VORGEGEBENER TEXT.
════════

Ältere Menschen und Migration
Es ist wichtig, Daten zu älteren Menschen und Migration zu erheben, diese auszuwerten und entsprechend zu verwerten, um daraus Erkenntnisse für die politische Entscheidungsfindung abzuleiten. Diese Anstrengungen tragen dazu bei, die UN-Ziele für eine nachhaltige Entwicklung (SDGs) im Zusammenhang mit dem Altern zu erreichen, darunter das Ziel, die Menschenrechte von Personen jeden Alters zu schützen und dabei „niemanden zurückzulassen“ ebenso wie die Bemühungen, die Herausforderungen des Alterns im Rahmen der Politischen Erklärung und des Internationalen Aktionsplans von Madrid über das Altern anzugehen.
Momentan gibt es verschiedene Quellen, die Migrationsdaten nach Alter aufschlüsseln. Da allerdings viel Aufmerksamkeit den besonders schutzbedürftigen Personen geschenkt wird, insbesondere Frauen und Kindern, werden Daten zu älteren Migrantengruppen nur selten aufbereitet und verwendet. Die Erhebung und Aufschlüsslung von Migrationsdaten nach Alter ist nicht ausreichend, um die Probleme anzugehen, mit denen sich ältere Menschen im Zusammenhang mit Migration konfrontiert sehen. Ältere Menschen stehen in Verbindung mit Migrationsfragen häufig nicht im öffentlichen Diskurs, was ihr Schutzbedürfnis und bestehende Ungleichheiten jedoch verstärken könnte. Ferner fehlen Daten zu „zurückgelassenen“ älteren Personen und zu ihren Bedürfnissen.
Definition
Rechtliche Definition einer älteren Person:
Die Vereinten Nationen betrachten Menschen ab 60 Jahren als „ältere Personen“. Dieses Alter wurde festgelegt, damit mehr Menschen berechtigt sind, an Entwicklungsprogrammen im Zusammenhang mit dem Altern teilzunehmen (UN, 2001 in WHO, 2002).

════════

AUFGABENSTELLUNG. Ab welchem Alter gelten Menschen laut dem Text über ältere Menschen und Migration bei den Vereinten Nationen als „ältere Personen“? Die Zeilen werden zur Bearbeitung nicht benötigt.

MATERIAL.
════════

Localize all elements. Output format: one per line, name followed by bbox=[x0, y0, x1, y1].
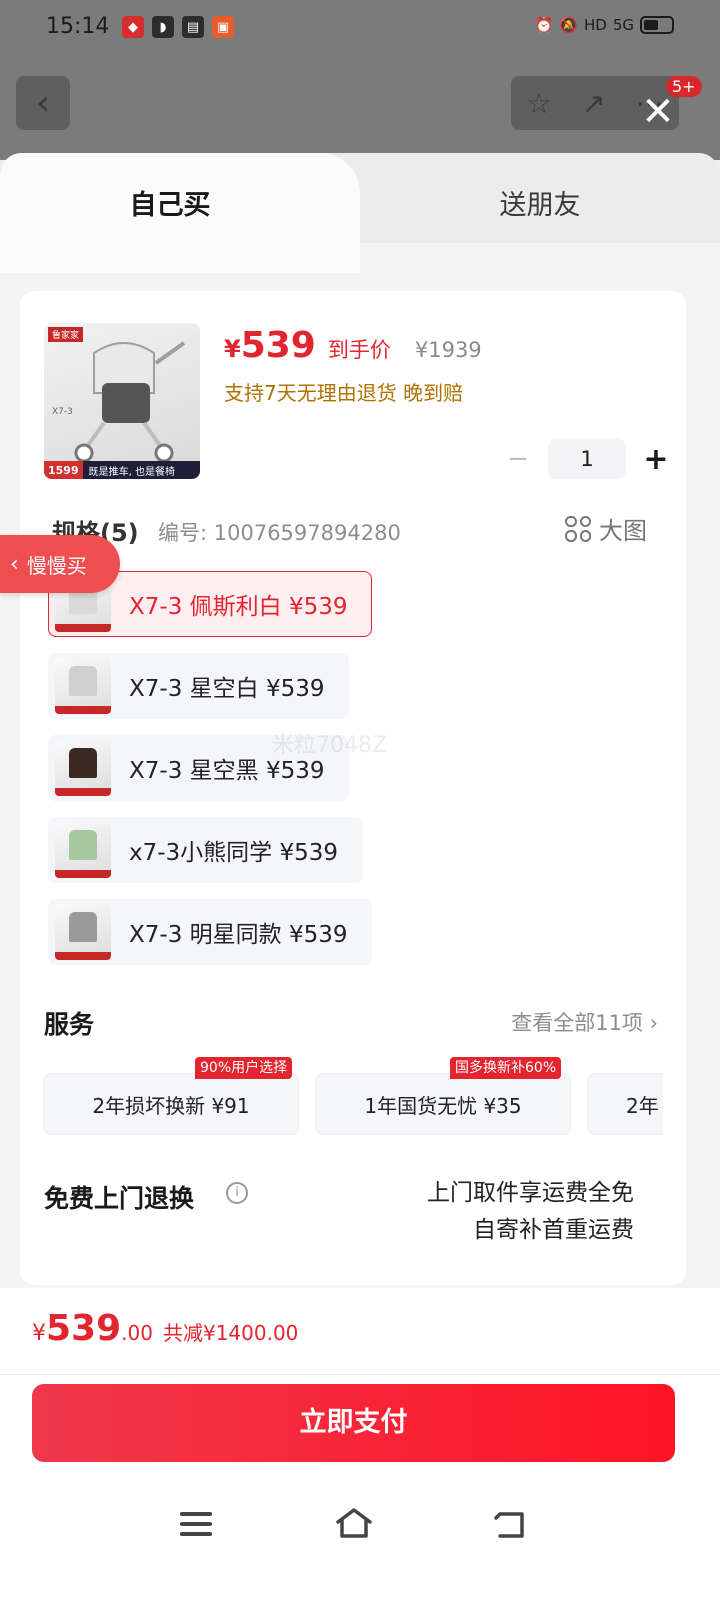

════════

LÖSUNG. Ab 60 Jahren.